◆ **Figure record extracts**
::::::::::
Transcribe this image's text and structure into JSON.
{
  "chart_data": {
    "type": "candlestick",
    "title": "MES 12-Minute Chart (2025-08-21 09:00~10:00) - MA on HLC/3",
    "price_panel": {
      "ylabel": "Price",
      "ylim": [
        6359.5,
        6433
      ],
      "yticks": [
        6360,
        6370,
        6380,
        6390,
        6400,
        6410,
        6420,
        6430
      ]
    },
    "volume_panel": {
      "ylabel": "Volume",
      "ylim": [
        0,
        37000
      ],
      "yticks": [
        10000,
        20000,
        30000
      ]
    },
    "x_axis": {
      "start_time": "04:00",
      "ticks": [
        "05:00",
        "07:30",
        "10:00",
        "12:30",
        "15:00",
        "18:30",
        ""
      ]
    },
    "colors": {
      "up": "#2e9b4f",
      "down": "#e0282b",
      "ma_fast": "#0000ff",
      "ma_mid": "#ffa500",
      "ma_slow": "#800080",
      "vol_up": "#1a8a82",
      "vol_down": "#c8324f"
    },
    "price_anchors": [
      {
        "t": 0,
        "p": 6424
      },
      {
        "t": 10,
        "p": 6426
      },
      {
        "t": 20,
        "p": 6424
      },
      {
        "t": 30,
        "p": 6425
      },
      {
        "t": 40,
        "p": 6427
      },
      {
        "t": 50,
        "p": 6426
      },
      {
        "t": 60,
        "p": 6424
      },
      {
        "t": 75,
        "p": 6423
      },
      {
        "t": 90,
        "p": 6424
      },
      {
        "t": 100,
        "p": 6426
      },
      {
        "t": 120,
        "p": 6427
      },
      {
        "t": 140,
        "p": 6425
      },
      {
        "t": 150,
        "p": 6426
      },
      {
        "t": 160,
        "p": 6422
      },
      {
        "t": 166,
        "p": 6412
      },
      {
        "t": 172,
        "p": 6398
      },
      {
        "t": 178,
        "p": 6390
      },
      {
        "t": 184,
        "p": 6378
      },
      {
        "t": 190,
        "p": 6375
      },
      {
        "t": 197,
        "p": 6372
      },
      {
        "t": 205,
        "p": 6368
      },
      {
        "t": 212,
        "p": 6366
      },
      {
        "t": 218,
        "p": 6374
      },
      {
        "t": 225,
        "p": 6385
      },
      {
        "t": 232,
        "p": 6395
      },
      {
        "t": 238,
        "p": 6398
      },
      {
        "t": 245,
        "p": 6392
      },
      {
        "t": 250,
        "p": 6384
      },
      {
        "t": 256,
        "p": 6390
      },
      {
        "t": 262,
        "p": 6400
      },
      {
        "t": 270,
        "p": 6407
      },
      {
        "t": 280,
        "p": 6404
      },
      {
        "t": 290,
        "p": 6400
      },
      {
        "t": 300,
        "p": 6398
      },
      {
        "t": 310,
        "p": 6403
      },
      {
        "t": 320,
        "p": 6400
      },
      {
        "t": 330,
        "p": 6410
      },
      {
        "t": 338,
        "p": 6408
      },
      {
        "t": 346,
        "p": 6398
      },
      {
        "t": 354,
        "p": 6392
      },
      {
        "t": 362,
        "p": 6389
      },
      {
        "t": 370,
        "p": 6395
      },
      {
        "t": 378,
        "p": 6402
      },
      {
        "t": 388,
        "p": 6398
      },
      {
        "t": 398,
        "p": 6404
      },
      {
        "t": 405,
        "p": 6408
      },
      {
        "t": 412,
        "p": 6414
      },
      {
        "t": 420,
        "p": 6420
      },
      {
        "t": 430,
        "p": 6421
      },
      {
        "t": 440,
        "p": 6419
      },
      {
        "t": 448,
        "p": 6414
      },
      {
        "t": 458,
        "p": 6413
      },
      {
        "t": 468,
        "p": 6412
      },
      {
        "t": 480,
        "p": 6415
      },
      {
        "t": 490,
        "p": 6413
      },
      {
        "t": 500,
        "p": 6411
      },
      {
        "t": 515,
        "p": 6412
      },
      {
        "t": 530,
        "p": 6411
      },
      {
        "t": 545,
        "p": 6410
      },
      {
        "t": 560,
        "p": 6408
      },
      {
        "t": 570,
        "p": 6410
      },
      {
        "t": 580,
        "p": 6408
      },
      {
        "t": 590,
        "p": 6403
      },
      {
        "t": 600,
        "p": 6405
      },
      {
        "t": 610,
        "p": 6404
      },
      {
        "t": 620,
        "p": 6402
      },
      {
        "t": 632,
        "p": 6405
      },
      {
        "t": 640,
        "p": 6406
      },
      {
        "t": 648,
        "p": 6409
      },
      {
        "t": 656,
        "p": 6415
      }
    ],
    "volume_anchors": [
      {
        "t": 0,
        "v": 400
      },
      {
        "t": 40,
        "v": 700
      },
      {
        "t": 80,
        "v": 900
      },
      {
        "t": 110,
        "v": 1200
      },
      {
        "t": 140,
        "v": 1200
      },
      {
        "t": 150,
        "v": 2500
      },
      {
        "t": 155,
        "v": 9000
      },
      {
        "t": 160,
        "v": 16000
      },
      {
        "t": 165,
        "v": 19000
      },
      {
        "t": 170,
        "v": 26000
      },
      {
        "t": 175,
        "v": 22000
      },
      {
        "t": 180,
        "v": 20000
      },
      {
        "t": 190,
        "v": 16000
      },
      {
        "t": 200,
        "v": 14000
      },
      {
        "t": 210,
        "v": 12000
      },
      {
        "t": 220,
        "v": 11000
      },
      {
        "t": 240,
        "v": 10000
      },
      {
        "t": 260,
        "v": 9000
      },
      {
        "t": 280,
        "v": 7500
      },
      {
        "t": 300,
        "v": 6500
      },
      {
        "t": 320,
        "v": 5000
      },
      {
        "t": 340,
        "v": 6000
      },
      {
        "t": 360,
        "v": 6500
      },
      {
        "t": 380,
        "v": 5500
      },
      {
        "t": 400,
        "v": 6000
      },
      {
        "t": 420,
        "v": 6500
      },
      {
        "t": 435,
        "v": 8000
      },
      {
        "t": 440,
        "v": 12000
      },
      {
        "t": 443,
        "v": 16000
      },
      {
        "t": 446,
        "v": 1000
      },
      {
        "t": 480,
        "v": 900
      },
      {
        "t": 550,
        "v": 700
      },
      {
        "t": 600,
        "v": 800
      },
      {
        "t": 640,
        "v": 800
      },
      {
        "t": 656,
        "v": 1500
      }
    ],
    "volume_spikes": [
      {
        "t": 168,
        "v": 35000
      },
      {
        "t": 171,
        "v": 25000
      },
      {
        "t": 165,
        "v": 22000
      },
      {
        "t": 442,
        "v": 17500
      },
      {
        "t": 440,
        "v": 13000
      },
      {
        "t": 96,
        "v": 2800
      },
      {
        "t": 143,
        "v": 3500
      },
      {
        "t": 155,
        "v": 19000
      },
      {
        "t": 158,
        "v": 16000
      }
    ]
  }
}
::::::::::
◆ **Work to do**
Please set down each line of the records exactly as given.

◆ **Task answer**
Transcribe this image's text and structure into JSON.
{
  "chart_data": {
    "type": "candlestick",
    "title": "MES 12-Minute Chart (2025-08-21 09:00~10:00) - MA on HLC/3",
    "price_panel": {
      "ylabel": "Price",
      "ylim": [
        6359.5,
        6433
      ],
      "yticks": [
        6360,
        6370,
        6380,
        6390,
        6400,
        6410,
        6420,
        6430
      ]
    },
    "volume_panel": {
      "ylabel": "Volume",
      "ylim": [
        0,
        37000
      ],
      "yticks": [
        10000,
        20000,
        30000
      ]
    },
    "x_axis": {
      "start_time": "04:00",
      "ticks": [
        "05:00",
        "07:30",
        "10:00",
        "12:30",
        "15:00",
        "18:30",
        ""
      ]
    },
    "colors": {
      "up": "#2e9b4f",
      "down": "#e0282b",
      "ma_fast": "#0000ff",
      "ma_mid": "#ffa500",
      "ma_slow": "#800080",
      "vol_up": "#1a8a82",
      "vol_down": "#c8324f"
    },
    "price_anchors": [
      {
        "t": 0,
        "p": 6424
      },
      {
        "t": 10,
        "p": 6426
      },
      {
        "t": 20,
        "p": 6424
      },
      {
        "t": 30,
        "p": 6425
      },
      {
        "t": 40,
        "p": 6427
      },
      {
        "t": 50,
        "p": 6426
      },
      {
        "t": 60,
        "p": 6424
      },
      {
        "t": 75,
        "p": 6423
      },
      {
        "t": 90,
        "p": 6424
      },
      {
        "t": 100,
        "p": 6426
      },
      {
        "t": 120,
        "p": 6427
      },
      {
        "t": 140,
        "p": 6425
      },
      {
        "t": 150,
        "p": 6426
      },
      {
        "t": 160,
        "p": 6422
      },
      {
        "t": 166,
        "p": 6412
      },
      {
        "t": 172,
        "p": 6398
      },
      {
        "t": 178,
        "p": 6390
      },
      {
        "t": 184,
        "p": 6378
      },
      {
        "t": 190,
        "p": 6375
      },
      {
        "t": 197,
        "p": 6372
      },
      {
        "t": 205,
        "p": 6368
      },
      {
        "t": 212,
        "p": 6366
      },
      {
        "t": 218,
        "p": 6374
      },
      {
        "t": 225,
        "p": 6385
      },
      {
        "t": 232,
        "p": 6395
      },
      {
        "t": 238,
        "p": 6398
      },
      {
        "t": 245,
        "p": 6392
      },
      {
        "t": 250,
        "p": 6384
      },
      {
        "t": 256,
        "p": 6390
      },
      {
        "t": 262,
        "p": 6400
      },
      {
        "t": 270,
        "p": 6407
      },
      {
        "t": 280,
        "p": 6404
      },
      {
        "t": 290,
        "p": 6400
      },
      {
        "t": 300,
        "p": 6398
      },
      {
        "t": 310,
        "p": 6403
      },
      {
        "t": 320,
        "p": 6400
      },
      {
        "t": 330,
        "p": 6410
      },
      {
        "t": 338,
        "p": 6408
      },
      {
        "t": 346,
        "p": 6398
      },
      {
        "t": 354,
        "p": 6392
      },
      {
        "t": 362,
        "p": 6389
      },
      {
        "t": 370,
        "p": 6395
      },
      {
        "t": 378,
        "p": 6402
      },
      {
        "t": 388,
        "p": 6398
      },
      {
        "t": 398,
        "p": 6404
      },
      {
        "t": 405,
        "p": 6408
      },
      {
        "t": 412,
        "p": 6414
      },
      {
        "t": 420,
        "p": 6420
      },
      {
        "t": 430,
        "p": 6421
      },
      {
        "t": 440,
        "p": 6419
      },
      {
        "t": 448,
        "p": 6414
      },
      {
        "t": 458,
        "p": 6413
      },
      {
        "t": 468,
        "p": 6412
      },
      {
        "t": 480,
        "p": 6415
      },
      {
        "t": 490,
        "p": 6413
      },
      {
        "t": 500,
        "p": 6411
      },
      {
        "t": 515,
        "p": 6412
      },
      {
        "t": 530,
        "p": 6411
      },
      {
        "t": 545,
        "p": 6410
      },
      {
        "t": 560,
        "p": 6408
      },
      {
        "t": 570,
        "p": 6410
      },
      {
        "t": 580,
        "p": 6408
      },
      {
        "t": 590,
        "p": 6403
      },
      {
        "t": 600,
        "p": 6405
      },
      {
        "t": 610,
        "p": 6404
      },
      {
        "t": 620,
        "p": 6402
      },
      {
        "t": 632,
        "p": 6405
      },
      {
        "t": 640,
        "p": 6406
      },
      {
        "t": 648,
        "p": 6409
      },
      {
        "t": 656,
        "p": 6415
      }
    ],
    "volume_anchors": [
      {
        "t": 0,
        "v": 400
      },
      {
        "t": 40,
        "v": 700
      },
      {
        "t": 80,
        "v": 900
      },
      {
        "t": 110,
        "v": 1200
      },
      {
        "t": 140,
        "v": 1200
      },
      {
        "t": 150,
        "v": 2500
      },
      {
        "t": 155,
        "v": 9000
      },
      {
        "t": 160,
        "v": 16000
      },
      {
        "t": 165,
        "v": 19000
      },
      {
        "t": 170,
        "v": 26000
      },
      {
        "t": 175,
        "v": 22000
      },
      {
        "t": 180,
        "v": 20000
      },
      {
        "t": 190,
        "v": 16000
      },
      {
        "t": 200,
        "v": 14000
      },
      {
        "t": 210,
        "v": 12000
      },
      {
        "t": 220,
        "v": 11000
      },
      {
        "t": 240,
        "v": 10000
      },
      {
        "t": 260,
        "v": 9000
      },
      {
        "t": 280,
        "v": 7500
      },
      {
        "t": 300,
        "v": 6500
      },
      {
        "t": 320,
        "v": 5000
      },
      {
        "t": 340,
        "v": 6000
      },
      {
        "t": 360,
        "v": 6500
      },
      {
        "t": 380,
        "v": 5500
      },
      {
        "t": 400,
        "v": 6000
      },
      {
        "t": 420,
        "v": 6500
      },
      {
        "t": 435,
        "v": 8000
      },
      {
        "t": 440,
        "v": 12000
      },
      {
        "t": 443,
        "v": 16000
      },
      {
        "t": 446,
        "v": 1000
      },
      {
        "t": 480,
        "v": 900
      },
      {
        "t": 550,
        "v": 700
      },
      {
        "t": 600,
        "v": 800
      },
      {
        "t": 640,
        "v": 800
      },
      {
        "t": 656,
        "v": 1500
      }
    ],
    "volume_spikes": [
      {
        "t": 168,
        "v": 35000
      },
      {
        "t": 171,
        "v": 25000
      },
      {
        "t": 165,
        "v": 22000
      },
      {
        "t": 442,
        "v": 17500
      },
      {
        "t": 440,
        "v": 13000
      },
      {
        "t": 96,
        "v": 2800
      },
      {
        "t": 143,
        "v": 3500
      },
      {
        "t": 155,
        "v": 19000
      },
      {
        "t": 158,
        "v": 16000
      }
    ]
  }
}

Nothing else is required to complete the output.